## Aim
For every line in the data below that contains "Previous", copy the line.

__________

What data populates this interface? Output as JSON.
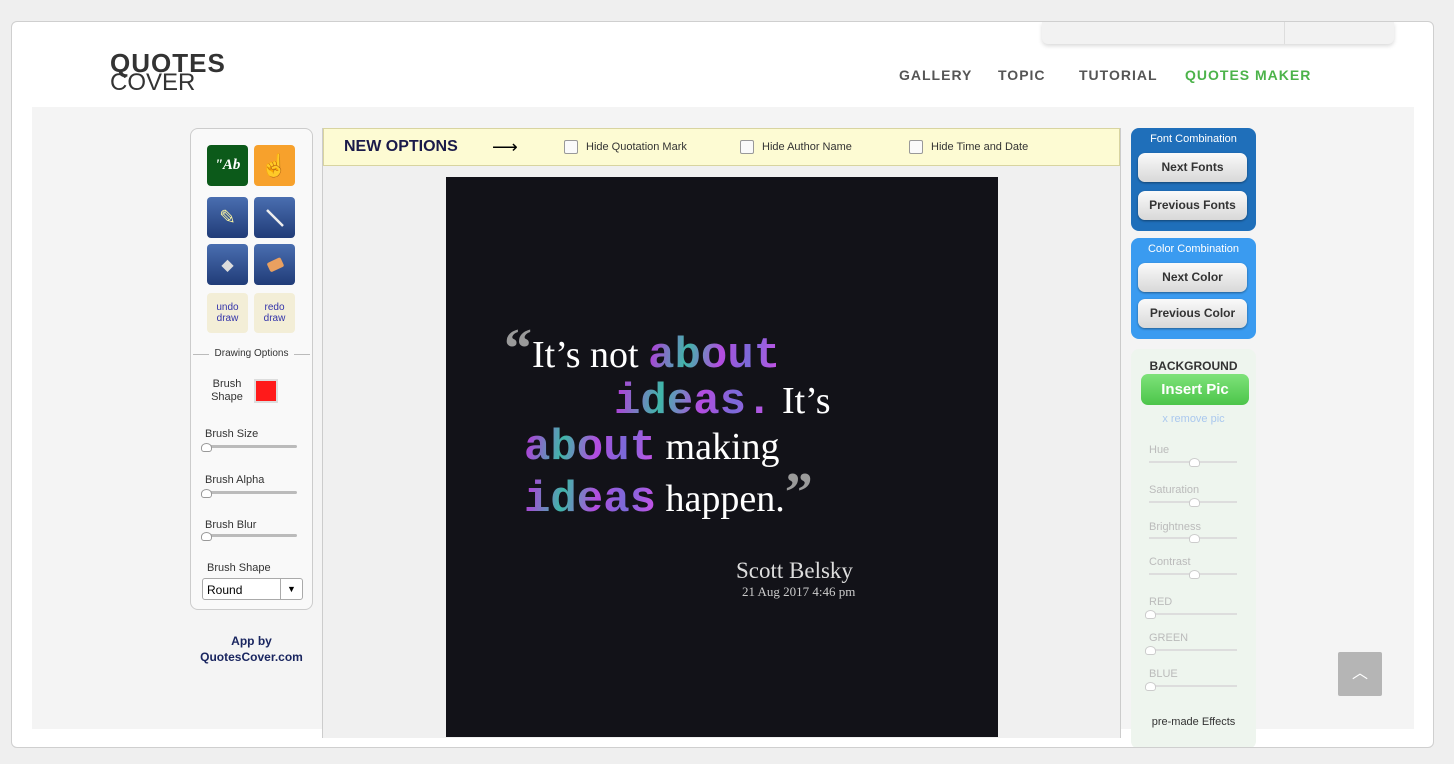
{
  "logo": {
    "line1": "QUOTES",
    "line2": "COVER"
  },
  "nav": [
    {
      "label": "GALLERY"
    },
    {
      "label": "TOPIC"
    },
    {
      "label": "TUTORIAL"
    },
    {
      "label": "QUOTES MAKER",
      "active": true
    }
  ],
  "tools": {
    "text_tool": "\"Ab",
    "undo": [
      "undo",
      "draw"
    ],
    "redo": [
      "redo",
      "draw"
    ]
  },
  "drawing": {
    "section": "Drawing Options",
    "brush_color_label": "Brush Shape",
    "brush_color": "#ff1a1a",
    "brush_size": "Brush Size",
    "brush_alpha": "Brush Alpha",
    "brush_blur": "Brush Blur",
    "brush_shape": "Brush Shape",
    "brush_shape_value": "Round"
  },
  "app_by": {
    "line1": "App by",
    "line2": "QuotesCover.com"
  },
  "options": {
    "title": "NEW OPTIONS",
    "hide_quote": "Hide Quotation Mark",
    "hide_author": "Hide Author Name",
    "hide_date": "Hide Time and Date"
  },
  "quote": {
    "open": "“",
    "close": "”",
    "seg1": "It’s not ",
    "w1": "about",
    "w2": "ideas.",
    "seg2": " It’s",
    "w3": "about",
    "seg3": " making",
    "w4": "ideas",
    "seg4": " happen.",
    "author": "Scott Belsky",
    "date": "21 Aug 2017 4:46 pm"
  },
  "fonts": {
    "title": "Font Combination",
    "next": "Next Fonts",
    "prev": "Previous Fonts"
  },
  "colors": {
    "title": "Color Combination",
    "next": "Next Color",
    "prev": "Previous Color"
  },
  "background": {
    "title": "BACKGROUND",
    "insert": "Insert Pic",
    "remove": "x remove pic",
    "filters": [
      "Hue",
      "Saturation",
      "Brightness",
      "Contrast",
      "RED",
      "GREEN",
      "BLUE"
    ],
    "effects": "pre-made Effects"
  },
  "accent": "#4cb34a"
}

__________

## The solution
    "prev": "Previous Fonts"
    "prev": "Previous Color"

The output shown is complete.